Records from a data source
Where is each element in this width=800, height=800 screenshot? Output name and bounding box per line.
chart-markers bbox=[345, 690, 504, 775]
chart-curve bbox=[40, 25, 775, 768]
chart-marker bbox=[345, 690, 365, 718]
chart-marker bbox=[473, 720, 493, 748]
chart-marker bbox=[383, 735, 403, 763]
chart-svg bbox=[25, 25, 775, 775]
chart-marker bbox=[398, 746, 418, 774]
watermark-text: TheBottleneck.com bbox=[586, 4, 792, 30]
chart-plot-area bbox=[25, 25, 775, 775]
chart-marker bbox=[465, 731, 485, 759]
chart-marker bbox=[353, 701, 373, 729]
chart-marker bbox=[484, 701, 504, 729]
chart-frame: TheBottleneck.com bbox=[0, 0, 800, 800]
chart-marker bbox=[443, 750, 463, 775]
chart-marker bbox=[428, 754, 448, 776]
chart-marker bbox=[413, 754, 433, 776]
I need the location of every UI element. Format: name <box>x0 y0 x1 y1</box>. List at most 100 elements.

--

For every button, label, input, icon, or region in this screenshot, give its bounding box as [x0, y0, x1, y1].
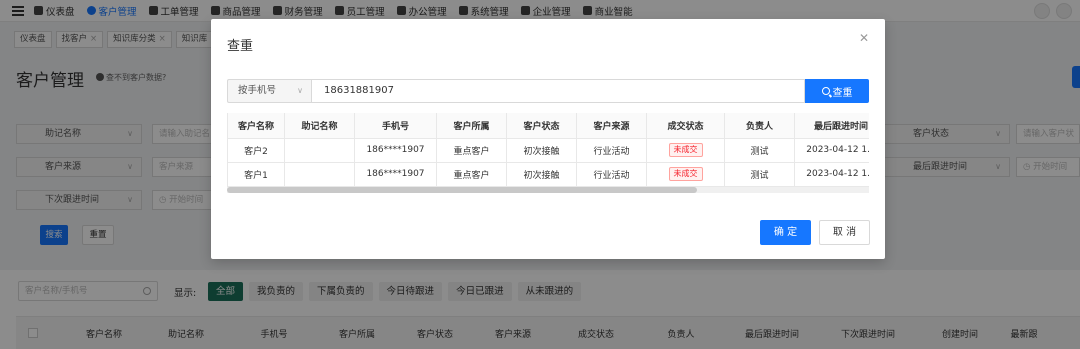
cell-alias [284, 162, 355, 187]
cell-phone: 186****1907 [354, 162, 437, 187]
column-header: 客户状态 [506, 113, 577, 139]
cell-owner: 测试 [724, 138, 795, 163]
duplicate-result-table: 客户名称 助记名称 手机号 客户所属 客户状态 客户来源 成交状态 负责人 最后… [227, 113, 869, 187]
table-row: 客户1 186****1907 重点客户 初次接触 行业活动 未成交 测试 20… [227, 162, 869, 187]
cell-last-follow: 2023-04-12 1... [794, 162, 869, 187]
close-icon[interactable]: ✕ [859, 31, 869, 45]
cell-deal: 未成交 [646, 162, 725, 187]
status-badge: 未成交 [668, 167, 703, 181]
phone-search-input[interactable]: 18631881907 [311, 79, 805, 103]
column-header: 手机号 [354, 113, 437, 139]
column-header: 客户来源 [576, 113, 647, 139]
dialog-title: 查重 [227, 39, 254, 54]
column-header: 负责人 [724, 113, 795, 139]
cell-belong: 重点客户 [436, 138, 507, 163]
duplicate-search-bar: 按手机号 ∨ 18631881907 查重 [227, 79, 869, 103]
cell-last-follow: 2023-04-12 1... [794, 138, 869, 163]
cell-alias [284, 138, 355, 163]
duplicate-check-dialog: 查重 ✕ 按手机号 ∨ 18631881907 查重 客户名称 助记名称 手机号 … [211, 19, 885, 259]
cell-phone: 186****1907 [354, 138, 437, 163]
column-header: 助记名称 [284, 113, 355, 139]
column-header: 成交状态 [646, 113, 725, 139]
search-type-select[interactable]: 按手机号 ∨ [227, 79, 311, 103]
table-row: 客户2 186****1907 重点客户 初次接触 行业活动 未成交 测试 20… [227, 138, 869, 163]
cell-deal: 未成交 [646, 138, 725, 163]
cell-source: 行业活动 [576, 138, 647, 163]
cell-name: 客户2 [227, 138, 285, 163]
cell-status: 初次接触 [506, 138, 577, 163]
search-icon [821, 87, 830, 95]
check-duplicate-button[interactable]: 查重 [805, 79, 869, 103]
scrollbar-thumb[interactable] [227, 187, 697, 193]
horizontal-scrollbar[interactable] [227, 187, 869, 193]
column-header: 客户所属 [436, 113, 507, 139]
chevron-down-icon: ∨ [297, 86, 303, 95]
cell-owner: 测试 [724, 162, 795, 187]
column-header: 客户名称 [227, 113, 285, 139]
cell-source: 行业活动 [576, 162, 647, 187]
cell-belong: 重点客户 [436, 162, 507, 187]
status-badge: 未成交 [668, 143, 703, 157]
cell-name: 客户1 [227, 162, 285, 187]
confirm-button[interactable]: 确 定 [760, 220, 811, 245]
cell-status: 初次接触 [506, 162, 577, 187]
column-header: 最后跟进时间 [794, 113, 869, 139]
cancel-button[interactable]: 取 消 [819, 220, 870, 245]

_Set task_
Reproduce the items from the line containing "Where is each" through the line containing "I need the location", inclusive.

_Task response_
Where is each element in this width=800, height=800 screenshot? Output name and bounding box per line.
chart-markers bbox=[345, 690, 504, 775]
chart-curve bbox=[40, 25, 775, 768]
chart-marker bbox=[345, 690, 365, 718]
chart-marker bbox=[473, 720, 493, 748]
chart-marker bbox=[383, 735, 403, 763]
chart-svg bbox=[25, 25, 775, 775]
chart-marker bbox=[398, 746, 418, 774]
watermark-text: TheBottleneck.com bbox=[586, 4, 792, 30]
chart-plot-area bbox=[25, 25, 775, 775]
chart-marker bbox=[465, 731, 485, 759]
chart-marker bbox=[353, 701, 373, 729]
chart-marker bbox=[484, 701, 504, 729]
chart-frame: TheBottleneck.com bbox=[0, 0, 800, 800]
chart-marker bbox=[443, 750, 463, 775]
chart-marker bbox=[428, 754, 448, 776]
chart-marker bbox=[413, 754, 433, 776]
I need the location of every UI element. Format: name <box>x0 y0 x1 y1</box>. List at most 100 elements.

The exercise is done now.